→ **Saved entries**
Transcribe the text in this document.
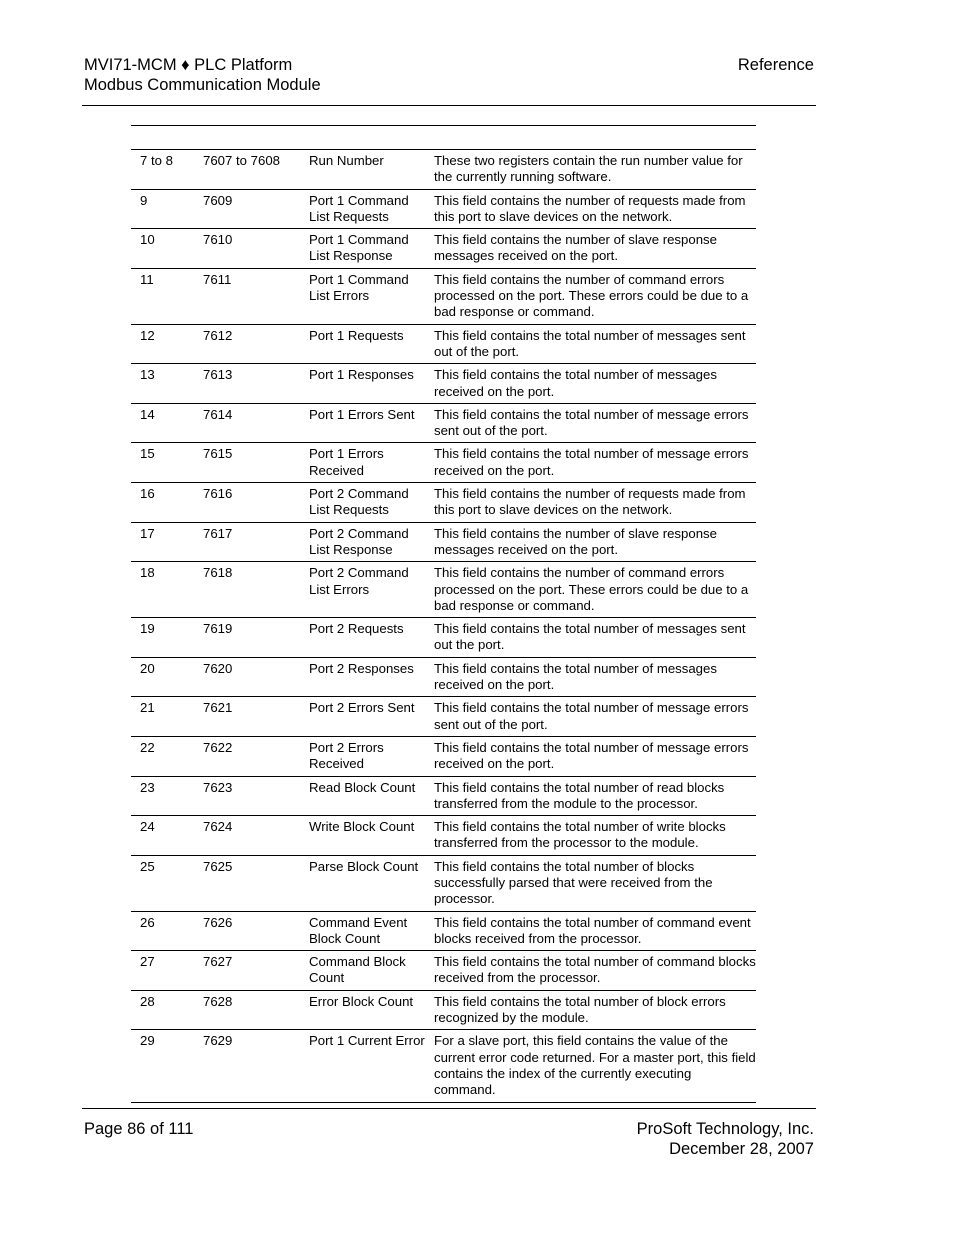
MVI71-MCM ♦ PLC Platform
Modbus Communication Module
Reference
7 to 8	7607 to 7608	Run Number	These two registers contain the run number value for the currently running software.
9	7609	Port 1 Command List Requests	This field contains the number of requests made from this port to slave devices on the network.
10	7610	Port 1 Command List Response	This field contains the number of slave response messages received on the port.
11	7611	Port 1 Command List Errors	This field contains the number of command errors processed on the port. These errors could be due to a bad response or command.
12	7612	Port 1 Requests	This field contains the total number of messages sent out of the port.
13	7613	Port 1 Responses	This field contains the total number of messages received on the port.
14	7614	Port 1 Errors Sent	This field contains the total number of message errors sent out of the port.
15	7615	Port 1 Errors Received	This field contains the total number of message errors received on the port.
16	7616	Port 2 Command List Requests	This field contains the number of requests made from this port to slave devices on the network.
17	7617	Port 2 Command List Response	This field contains the number of slave response messages received on the port.
18	7618	Port 2 Command List Errors	This field contains the number of command errors processed on the port. These errors could be due to a bad response or command.
19	7619	Port 2 Requests	This field contains the total number of messages sent out the port.
20	7620	Port 2 Responses	This field contains the total number of messages received on the port.
21	7621	Port 2 Errors Sent	This field contains the total number of message errors sent out of the port.
22	7622	Port 2 Errors Received	This field contains the total number of message errors received on the port.
23	7623	Read Block Count	This field contains the total number of read blocks transferred from the module to the processor.
24	7624	Write Block Count	This field contains the total number of write blocks transferred from the processor to the module.
25	7625	Parse Block Count	This field contains the total number of blocks successfully parsed that were received from the processor.
26	7626	Command Event Block Count	This field contains the total number of command event blocks received from the processor.
27	7627	Command Block Count	This field contains the total number of command blocks received from the processor.
28	7628	Error Block Count	This field contains the total number of block errors recognized by the module.
29	7629	Port 1 Current Error	For a slave port, this field contains the value of the current error code returned. For a master port, this field contains the index of the currently executing command.
Page 86 of 111	ProSoft Technology, Inc.
December 28, 2007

→ **EXERCISE INSTRUCTIONS**
Images should not appear in the copy; retype the listing above exactly.

→ **COMPLETE ANSWER**
Transcribe the text in this document.
MVI71-MCM ♦ PLC Platform
Modbus Communication Module
Reference
7 to 8	7607 to 7608	Run Number	These two registers contain the run number value for the currently running software.
9	7609	Port 1 Command List Requests	This field contains the number of requests made from this port to slave devices on the network.
10	7610	Port 1 Command List Response	This field contains the number of slave response messages received on the port.
11	7611	Port 1 Command List Errors	This field contains the number of command errors processed on the port. These errors could be due to a bad response or command.
12	7612	Port 1 Requests	This field contains the total number of messages sent out of the port.
13	7613	Port 1 Responses	This field contains the total number of messages received on the port.
14	7614	Port 1 Errors Sent	This field contains the total number of message errors sent out of the port.
15	7615	Port 1 Errors Received	This field contains the total number of message errors received on the port.
16	7616	Port 2 Command List Requests	This field contains the number of requests made from this port to slave devices on the network.
17	7617	Port 2 Command List Response	This field contains the number of slave response messages received on the port.
18	7618	Port 2 Command List Errors	This field contains the number of command errors processed on the port. These errors could be due to a bad response or command.
19	7619	Port 2 Requests	This field contains the total number of messages sent out the port.
20	7620	Port 2 Responses	This field contains the total number of messages received on the port.
21	7621	Port 2 Errors Sent	This field contains the total number of message errors sent out of the port.
22	7622	Port 2 Errors Received	This field contains the total number of message errors received on the port.
23	7623	Read Block Count	This field contains the total number of read blocks transferred from the module to the processor.
24	7624	Write Block Count	This field contains the total number of write blocks transferred from the processor to the module.
25	7625	Parse Block Count	This field contains the total number of blocks successfully parsed that were received from the processor.
26	7626	Command Event Block Count	This field contains the total number of command event blocks received from the processor.
27	7627	Command Block Count	This field contains the total number of command blocks received from the processor.
28	7628	Error Block Count	This field contains the total number of block errors recognized by the module.
29	7629	Port 1 Current Error	For a slave port, this field contains the value of the current error code returned. For a master port, this field contains the index of the currently executing command.
Page 86 of 111	ProSoft Technology, Inc.
December 28, 2007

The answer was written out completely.